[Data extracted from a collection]
==*==

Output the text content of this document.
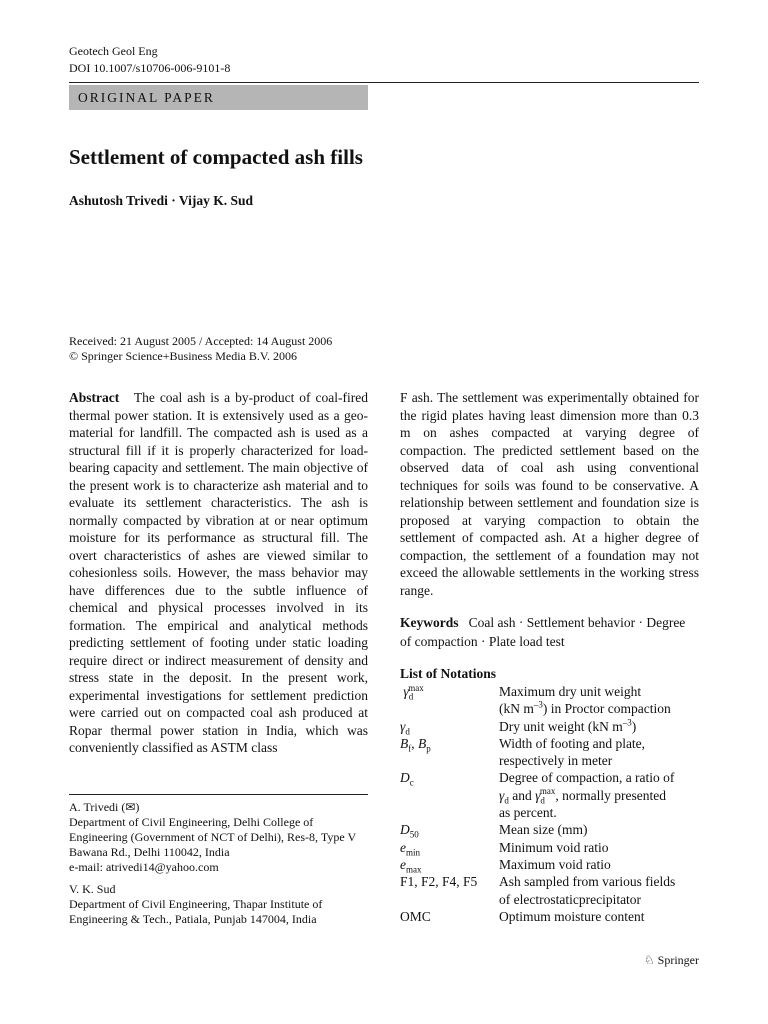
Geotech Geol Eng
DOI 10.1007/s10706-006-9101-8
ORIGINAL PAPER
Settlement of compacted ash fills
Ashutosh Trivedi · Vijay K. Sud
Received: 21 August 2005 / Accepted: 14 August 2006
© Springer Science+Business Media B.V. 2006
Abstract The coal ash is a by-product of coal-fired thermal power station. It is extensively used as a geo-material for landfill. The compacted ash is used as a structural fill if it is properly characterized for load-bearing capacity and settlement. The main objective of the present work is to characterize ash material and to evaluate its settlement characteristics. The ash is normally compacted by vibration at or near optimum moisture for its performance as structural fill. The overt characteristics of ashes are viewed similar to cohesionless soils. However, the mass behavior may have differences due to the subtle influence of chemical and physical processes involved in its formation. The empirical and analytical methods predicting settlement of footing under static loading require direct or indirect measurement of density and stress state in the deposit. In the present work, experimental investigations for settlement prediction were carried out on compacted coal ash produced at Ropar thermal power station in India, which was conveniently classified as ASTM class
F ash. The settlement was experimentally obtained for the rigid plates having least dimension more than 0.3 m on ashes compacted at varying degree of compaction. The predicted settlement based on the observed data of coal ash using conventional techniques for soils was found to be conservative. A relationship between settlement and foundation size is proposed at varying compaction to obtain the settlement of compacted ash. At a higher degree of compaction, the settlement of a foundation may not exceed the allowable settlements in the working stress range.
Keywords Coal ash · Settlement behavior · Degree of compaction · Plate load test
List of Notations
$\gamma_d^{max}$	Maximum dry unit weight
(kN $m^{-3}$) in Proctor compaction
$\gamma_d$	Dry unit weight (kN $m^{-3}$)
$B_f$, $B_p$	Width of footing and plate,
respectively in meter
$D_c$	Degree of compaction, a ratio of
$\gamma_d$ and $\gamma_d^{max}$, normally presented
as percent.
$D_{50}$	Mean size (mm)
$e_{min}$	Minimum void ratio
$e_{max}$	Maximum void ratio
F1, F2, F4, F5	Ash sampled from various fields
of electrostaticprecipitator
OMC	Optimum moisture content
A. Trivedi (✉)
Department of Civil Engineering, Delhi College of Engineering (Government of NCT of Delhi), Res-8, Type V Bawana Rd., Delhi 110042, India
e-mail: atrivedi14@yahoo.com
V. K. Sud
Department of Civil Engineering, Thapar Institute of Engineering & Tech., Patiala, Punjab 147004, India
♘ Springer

==*==

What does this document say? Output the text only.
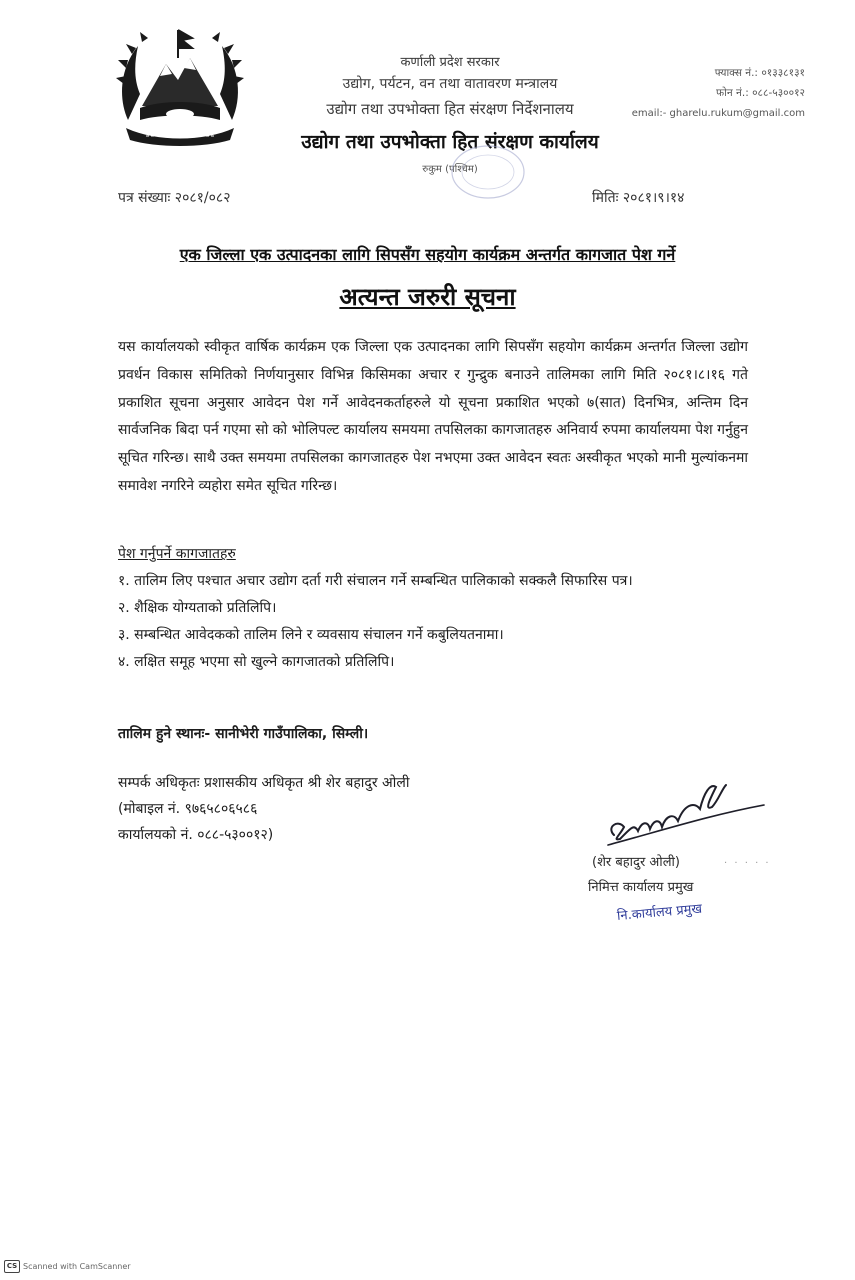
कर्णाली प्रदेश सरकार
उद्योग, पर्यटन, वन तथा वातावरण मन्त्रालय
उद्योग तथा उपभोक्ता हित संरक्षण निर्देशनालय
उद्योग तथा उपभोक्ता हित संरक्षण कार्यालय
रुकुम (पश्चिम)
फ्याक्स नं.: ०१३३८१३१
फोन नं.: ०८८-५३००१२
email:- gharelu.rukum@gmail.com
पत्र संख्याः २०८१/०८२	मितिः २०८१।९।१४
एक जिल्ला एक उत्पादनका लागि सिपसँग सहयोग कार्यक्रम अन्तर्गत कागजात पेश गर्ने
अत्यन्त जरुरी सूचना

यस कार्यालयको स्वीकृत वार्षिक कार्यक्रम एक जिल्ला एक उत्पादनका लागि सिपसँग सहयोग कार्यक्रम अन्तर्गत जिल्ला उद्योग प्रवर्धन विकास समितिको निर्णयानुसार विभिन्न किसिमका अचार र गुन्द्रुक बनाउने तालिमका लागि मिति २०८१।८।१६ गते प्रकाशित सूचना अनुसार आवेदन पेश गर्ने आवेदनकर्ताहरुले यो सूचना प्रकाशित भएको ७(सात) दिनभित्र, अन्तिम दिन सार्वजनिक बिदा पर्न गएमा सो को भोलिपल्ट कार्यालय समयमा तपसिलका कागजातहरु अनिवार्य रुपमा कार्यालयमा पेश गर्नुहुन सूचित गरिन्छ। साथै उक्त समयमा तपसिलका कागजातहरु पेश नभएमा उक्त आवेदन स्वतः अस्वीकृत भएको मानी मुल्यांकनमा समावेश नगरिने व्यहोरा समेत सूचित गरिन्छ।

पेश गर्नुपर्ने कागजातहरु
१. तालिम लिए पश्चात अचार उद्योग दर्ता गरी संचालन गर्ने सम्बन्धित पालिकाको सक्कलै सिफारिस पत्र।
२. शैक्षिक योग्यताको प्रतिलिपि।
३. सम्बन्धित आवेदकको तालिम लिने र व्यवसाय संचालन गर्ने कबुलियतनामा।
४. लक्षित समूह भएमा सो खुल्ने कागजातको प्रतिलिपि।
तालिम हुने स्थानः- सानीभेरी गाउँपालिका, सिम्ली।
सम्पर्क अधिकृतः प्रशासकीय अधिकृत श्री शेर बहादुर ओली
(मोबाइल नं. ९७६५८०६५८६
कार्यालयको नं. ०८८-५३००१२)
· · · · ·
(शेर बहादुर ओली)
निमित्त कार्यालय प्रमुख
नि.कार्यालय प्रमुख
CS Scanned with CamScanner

==*==

AIM OF THE EXERCISE: From the data above, work out how many lines contain the string "void" and reply with only the number.

RESULT: 2